━━━━━ TASK DATA ━━━━━
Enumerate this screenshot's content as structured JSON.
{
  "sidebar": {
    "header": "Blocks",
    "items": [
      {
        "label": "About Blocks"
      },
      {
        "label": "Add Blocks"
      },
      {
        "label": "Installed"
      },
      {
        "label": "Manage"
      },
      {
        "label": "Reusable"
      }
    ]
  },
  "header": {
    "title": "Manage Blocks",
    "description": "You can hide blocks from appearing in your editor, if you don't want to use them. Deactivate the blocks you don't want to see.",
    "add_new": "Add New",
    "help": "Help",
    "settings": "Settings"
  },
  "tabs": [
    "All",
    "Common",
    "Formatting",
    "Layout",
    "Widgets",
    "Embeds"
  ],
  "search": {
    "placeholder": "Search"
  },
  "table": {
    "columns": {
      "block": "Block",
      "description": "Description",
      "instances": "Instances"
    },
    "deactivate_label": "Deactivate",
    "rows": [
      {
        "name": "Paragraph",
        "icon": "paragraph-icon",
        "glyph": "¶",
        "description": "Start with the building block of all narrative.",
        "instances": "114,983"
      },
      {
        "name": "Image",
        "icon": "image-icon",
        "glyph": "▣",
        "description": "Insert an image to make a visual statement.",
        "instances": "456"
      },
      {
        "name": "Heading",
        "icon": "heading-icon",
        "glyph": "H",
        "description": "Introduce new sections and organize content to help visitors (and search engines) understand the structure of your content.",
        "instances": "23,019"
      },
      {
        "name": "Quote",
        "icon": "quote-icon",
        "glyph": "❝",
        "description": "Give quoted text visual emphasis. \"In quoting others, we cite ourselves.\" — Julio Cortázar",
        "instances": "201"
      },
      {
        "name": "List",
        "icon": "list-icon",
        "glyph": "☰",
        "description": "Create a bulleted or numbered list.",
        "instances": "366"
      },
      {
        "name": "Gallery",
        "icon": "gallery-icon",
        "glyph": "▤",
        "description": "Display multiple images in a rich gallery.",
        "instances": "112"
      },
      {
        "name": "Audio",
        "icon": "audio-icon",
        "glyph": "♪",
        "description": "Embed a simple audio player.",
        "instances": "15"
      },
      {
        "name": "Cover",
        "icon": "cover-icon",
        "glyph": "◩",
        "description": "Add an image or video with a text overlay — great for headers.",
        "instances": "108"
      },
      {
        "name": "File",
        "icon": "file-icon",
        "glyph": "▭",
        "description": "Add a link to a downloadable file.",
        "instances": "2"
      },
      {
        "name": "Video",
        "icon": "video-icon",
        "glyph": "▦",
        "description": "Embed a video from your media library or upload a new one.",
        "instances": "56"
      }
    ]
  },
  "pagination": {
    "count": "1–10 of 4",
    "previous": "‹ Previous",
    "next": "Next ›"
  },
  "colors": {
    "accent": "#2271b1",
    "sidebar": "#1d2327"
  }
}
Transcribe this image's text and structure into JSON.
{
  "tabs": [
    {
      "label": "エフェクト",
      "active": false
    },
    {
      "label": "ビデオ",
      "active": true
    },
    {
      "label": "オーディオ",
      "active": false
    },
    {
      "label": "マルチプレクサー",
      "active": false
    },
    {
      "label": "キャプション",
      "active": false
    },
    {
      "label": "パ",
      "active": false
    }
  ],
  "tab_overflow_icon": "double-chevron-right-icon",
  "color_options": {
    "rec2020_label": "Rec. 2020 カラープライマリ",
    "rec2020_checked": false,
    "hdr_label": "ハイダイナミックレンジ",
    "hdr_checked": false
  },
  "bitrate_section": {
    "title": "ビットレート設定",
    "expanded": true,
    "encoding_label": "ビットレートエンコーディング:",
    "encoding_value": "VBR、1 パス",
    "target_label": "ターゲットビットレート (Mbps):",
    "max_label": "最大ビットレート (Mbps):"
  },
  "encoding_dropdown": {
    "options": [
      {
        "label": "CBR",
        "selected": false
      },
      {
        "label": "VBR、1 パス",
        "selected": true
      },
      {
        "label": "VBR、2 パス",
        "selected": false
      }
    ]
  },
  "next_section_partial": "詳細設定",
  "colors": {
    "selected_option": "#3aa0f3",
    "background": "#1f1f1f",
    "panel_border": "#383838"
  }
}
━━━━━
» PROBLEM DESCRIPTION: Select and copy each line from the data that includes the word "text".

» WRITTEN RESPONSE:
        "description": "Give quoted text visual emphasis. \"In quoting others, we cite ourselves.\" — Julio Cortázar",
        "description": "Add an image or video with a text overlay — great for headers.",
Transcribe this image's text and structure into JSON.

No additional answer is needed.